*Task details:* Go through the lines below. Copy those with "this".

*Exercise inputs:*

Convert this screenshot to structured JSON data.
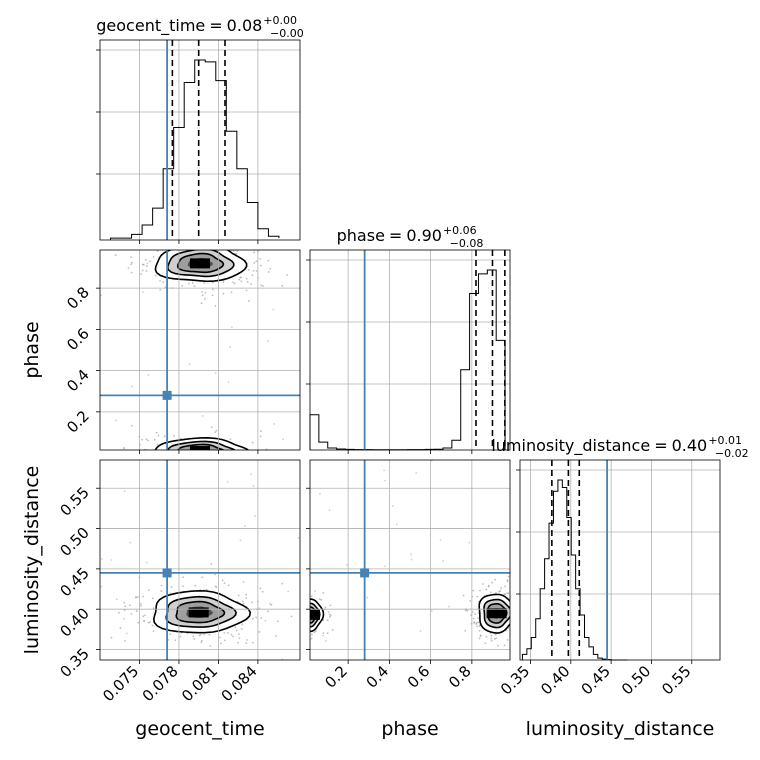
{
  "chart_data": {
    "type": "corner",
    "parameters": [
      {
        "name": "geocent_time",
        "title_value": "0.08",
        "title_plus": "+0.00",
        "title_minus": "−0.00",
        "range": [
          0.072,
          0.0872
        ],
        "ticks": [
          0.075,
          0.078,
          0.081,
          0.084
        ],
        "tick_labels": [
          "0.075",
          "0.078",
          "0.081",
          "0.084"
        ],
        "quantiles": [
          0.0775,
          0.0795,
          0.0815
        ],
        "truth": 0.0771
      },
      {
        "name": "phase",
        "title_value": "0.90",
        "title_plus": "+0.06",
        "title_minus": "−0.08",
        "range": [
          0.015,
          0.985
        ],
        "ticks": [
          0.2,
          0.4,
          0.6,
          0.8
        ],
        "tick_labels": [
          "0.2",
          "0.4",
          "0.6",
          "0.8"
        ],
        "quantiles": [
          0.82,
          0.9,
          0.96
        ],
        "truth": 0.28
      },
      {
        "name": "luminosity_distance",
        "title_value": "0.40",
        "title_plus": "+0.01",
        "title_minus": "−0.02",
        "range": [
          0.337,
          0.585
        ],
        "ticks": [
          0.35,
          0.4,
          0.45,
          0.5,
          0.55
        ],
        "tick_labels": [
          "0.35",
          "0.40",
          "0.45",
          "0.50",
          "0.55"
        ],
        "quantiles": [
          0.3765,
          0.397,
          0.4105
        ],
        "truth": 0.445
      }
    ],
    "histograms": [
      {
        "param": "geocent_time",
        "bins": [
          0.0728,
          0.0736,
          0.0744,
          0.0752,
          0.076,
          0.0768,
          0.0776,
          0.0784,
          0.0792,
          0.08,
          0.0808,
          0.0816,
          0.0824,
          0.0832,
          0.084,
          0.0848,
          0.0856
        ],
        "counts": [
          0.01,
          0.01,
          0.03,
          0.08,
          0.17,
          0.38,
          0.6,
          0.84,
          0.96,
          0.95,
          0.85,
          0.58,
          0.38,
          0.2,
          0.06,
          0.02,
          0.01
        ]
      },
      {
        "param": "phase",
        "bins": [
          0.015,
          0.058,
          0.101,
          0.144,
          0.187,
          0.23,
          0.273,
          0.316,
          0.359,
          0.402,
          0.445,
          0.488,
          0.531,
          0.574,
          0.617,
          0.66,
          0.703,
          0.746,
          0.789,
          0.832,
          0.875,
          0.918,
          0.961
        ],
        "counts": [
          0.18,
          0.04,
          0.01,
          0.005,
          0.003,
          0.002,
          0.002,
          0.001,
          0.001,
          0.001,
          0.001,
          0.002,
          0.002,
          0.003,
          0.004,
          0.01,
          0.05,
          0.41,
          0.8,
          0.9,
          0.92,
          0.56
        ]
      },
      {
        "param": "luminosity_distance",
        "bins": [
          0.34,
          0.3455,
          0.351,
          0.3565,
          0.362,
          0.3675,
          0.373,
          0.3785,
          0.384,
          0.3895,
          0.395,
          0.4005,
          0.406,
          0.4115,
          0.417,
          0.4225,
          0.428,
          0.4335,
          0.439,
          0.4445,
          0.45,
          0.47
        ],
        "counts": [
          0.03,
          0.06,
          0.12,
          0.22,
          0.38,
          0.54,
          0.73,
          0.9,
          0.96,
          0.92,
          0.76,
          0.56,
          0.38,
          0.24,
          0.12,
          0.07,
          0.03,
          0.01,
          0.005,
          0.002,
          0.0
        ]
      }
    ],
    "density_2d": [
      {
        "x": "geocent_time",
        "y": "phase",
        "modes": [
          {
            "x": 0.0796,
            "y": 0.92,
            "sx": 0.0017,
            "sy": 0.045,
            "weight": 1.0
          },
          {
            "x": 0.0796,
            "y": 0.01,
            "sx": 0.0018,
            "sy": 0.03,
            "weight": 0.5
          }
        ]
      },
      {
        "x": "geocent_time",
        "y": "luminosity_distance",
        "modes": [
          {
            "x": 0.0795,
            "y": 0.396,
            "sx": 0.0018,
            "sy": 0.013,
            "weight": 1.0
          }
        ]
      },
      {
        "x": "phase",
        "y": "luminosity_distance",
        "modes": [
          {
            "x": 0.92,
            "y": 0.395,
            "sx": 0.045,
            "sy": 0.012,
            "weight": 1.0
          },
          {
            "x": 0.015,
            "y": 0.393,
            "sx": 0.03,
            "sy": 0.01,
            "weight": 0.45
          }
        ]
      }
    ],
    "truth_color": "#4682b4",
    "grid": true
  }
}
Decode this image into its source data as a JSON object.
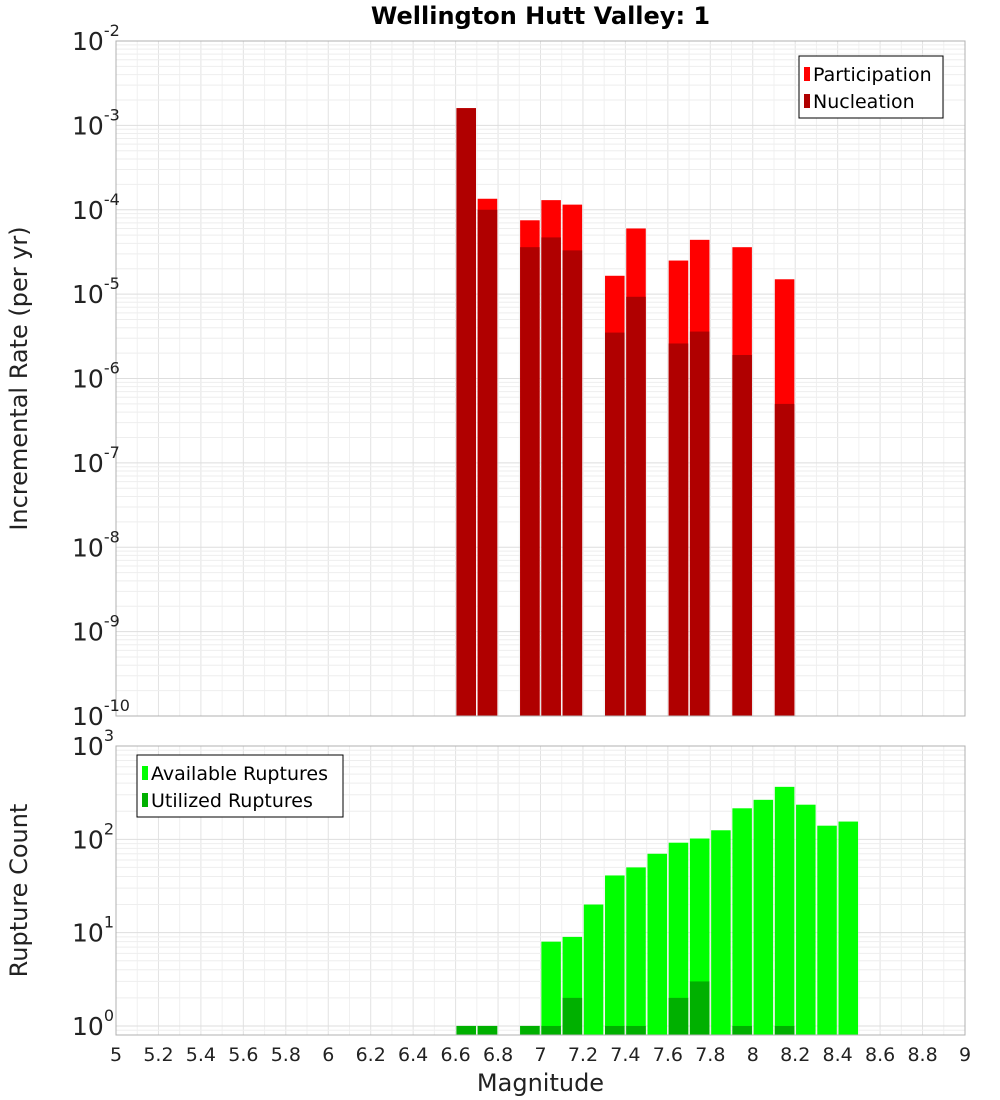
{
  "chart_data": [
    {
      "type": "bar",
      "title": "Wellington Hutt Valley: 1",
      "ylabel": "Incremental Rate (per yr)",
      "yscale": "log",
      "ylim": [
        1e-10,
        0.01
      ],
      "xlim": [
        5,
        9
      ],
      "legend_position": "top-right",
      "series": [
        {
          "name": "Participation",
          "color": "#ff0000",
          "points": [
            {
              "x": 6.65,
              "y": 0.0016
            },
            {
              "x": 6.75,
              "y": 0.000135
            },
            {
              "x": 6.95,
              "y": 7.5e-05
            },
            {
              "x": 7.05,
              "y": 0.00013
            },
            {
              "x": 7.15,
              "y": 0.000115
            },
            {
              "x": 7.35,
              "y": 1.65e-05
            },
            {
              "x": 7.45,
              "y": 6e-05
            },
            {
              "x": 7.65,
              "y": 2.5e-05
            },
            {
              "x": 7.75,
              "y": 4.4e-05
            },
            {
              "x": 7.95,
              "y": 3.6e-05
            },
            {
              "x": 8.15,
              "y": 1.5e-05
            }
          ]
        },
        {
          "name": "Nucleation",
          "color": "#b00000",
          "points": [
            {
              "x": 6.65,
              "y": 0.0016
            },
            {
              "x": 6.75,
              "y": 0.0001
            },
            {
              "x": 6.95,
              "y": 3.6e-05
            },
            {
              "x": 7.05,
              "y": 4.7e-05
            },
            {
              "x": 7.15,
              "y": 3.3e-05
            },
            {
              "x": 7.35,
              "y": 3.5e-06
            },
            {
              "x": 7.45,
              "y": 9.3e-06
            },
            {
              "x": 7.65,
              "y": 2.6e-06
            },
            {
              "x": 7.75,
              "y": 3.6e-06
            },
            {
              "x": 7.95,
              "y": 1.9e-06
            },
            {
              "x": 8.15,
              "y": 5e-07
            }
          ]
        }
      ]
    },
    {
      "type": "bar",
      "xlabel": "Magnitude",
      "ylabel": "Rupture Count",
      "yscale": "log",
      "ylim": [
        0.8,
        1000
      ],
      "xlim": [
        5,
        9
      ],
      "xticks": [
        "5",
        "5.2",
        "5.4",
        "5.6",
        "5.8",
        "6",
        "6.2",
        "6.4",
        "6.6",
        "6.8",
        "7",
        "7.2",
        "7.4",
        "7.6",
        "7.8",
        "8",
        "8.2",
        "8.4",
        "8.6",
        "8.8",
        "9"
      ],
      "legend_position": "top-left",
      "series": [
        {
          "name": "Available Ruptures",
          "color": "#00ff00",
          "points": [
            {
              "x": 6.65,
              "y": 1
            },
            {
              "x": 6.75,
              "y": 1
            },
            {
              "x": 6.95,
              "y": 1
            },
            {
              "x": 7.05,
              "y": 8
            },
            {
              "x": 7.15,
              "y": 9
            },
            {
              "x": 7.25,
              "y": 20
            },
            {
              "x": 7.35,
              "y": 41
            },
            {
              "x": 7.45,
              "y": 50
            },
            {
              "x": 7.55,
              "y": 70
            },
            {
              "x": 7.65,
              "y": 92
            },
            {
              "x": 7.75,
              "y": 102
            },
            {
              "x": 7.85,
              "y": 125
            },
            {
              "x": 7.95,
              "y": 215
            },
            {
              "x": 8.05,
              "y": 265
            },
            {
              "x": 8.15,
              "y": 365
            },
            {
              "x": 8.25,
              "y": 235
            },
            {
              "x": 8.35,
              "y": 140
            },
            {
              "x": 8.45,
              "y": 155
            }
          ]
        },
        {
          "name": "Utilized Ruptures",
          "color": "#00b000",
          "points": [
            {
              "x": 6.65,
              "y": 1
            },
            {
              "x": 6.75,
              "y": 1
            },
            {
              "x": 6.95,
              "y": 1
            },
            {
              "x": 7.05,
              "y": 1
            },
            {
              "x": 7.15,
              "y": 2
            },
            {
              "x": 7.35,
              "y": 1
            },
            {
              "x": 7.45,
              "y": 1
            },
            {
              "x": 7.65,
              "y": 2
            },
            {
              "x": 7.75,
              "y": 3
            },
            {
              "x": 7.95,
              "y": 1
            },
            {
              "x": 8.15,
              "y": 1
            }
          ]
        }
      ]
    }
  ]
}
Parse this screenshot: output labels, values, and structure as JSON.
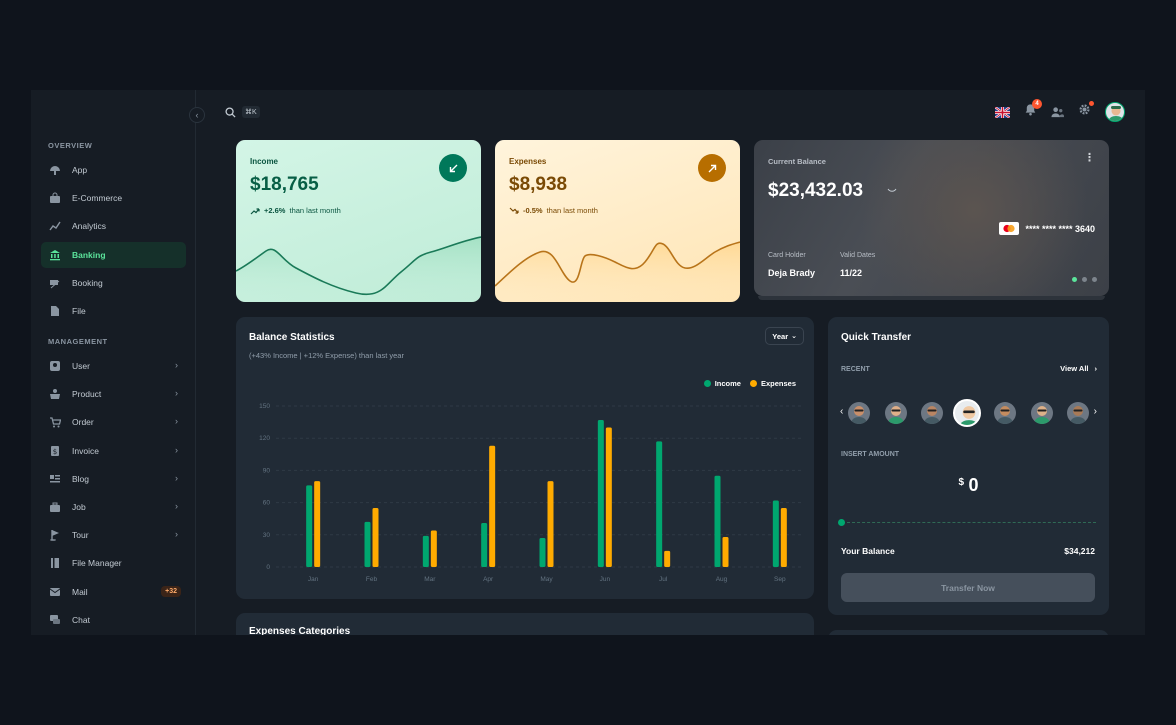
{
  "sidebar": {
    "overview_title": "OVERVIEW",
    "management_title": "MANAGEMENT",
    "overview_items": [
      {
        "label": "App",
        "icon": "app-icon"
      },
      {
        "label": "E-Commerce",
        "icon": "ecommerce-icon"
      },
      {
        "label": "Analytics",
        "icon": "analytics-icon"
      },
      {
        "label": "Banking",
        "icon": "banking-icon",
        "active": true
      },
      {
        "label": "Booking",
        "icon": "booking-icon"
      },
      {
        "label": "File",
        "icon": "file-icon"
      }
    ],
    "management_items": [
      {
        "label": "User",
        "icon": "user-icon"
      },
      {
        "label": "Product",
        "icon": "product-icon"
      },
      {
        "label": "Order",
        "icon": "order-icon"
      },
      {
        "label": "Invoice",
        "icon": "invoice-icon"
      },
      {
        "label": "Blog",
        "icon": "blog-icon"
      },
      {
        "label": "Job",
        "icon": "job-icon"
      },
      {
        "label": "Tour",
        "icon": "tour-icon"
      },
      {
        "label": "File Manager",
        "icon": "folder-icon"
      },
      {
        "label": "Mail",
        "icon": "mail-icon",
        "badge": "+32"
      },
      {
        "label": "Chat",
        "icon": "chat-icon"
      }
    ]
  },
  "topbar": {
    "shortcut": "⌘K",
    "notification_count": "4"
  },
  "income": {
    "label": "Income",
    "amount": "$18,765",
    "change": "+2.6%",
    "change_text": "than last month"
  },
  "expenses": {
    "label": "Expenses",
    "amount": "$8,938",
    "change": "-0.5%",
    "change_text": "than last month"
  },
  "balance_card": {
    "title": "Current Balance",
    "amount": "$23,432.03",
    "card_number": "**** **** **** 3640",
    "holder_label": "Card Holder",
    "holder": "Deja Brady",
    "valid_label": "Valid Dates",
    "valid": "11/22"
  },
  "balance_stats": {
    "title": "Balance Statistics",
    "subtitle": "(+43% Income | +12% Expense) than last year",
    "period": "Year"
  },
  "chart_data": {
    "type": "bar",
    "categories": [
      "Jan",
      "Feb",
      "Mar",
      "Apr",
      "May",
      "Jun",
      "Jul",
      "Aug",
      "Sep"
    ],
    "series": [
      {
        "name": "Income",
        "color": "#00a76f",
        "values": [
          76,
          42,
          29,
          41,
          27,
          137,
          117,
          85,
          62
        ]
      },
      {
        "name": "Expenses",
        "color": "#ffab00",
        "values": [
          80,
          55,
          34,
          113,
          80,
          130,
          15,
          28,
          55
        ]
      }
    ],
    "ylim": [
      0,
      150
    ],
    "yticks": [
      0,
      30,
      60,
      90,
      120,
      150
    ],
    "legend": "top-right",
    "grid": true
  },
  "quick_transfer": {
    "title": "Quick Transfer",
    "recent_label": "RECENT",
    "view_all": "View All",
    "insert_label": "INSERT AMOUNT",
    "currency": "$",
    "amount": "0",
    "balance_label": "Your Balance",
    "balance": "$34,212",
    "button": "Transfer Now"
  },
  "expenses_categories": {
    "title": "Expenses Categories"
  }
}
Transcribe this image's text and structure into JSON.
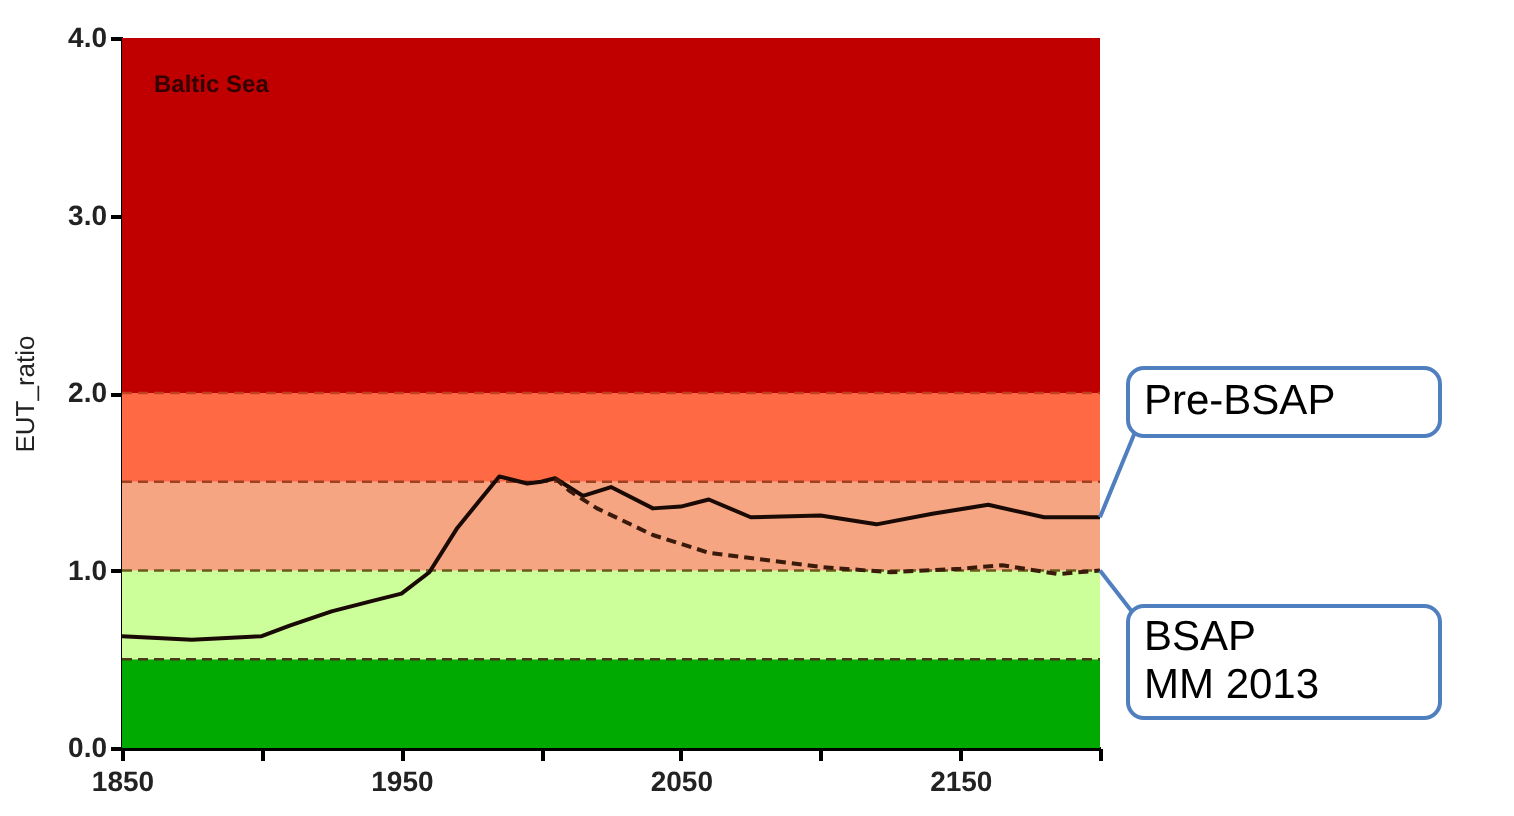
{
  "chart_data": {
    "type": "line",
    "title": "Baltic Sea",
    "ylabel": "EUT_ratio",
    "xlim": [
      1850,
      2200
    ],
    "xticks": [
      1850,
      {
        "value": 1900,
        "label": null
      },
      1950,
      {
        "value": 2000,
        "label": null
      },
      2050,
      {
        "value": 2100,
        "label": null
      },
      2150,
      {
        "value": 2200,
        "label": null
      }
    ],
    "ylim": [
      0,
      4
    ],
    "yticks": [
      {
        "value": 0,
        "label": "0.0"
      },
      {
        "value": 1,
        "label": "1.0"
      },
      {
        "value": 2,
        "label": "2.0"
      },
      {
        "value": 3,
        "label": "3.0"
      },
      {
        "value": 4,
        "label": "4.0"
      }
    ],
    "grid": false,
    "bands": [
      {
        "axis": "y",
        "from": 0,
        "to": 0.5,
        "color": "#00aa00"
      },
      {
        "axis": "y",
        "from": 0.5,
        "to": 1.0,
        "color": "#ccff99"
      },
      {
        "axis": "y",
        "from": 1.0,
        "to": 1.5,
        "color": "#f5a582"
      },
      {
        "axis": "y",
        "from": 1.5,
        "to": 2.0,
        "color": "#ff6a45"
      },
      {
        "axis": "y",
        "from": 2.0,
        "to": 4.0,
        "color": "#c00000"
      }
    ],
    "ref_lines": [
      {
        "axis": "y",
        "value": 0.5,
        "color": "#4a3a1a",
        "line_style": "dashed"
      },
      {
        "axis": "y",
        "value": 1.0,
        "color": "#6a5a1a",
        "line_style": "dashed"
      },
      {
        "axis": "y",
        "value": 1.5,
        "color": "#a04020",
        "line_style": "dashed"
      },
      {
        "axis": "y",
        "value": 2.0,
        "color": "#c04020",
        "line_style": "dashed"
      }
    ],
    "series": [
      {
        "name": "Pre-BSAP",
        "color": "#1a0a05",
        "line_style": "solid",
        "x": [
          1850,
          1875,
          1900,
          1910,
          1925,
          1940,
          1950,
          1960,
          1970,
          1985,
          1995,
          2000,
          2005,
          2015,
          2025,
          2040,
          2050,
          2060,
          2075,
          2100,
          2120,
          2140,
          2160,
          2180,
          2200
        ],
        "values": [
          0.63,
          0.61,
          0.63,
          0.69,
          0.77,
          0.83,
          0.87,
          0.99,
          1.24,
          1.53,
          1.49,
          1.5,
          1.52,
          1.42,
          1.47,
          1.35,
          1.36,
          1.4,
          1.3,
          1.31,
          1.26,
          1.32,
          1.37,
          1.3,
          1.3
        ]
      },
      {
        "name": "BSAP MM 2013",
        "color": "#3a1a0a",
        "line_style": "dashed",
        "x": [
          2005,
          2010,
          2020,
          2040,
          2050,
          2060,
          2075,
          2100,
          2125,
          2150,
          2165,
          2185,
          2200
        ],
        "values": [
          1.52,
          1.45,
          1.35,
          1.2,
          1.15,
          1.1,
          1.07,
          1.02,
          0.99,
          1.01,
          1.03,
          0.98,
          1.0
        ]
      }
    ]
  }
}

*Written solution:*
Convert this screenshot to structured JSON data.
Decode this image into its source data as a JSON object.
Parse this screenshot: output labels, values, and structure as JSON.
Transcribe this image's text and structure into JSON.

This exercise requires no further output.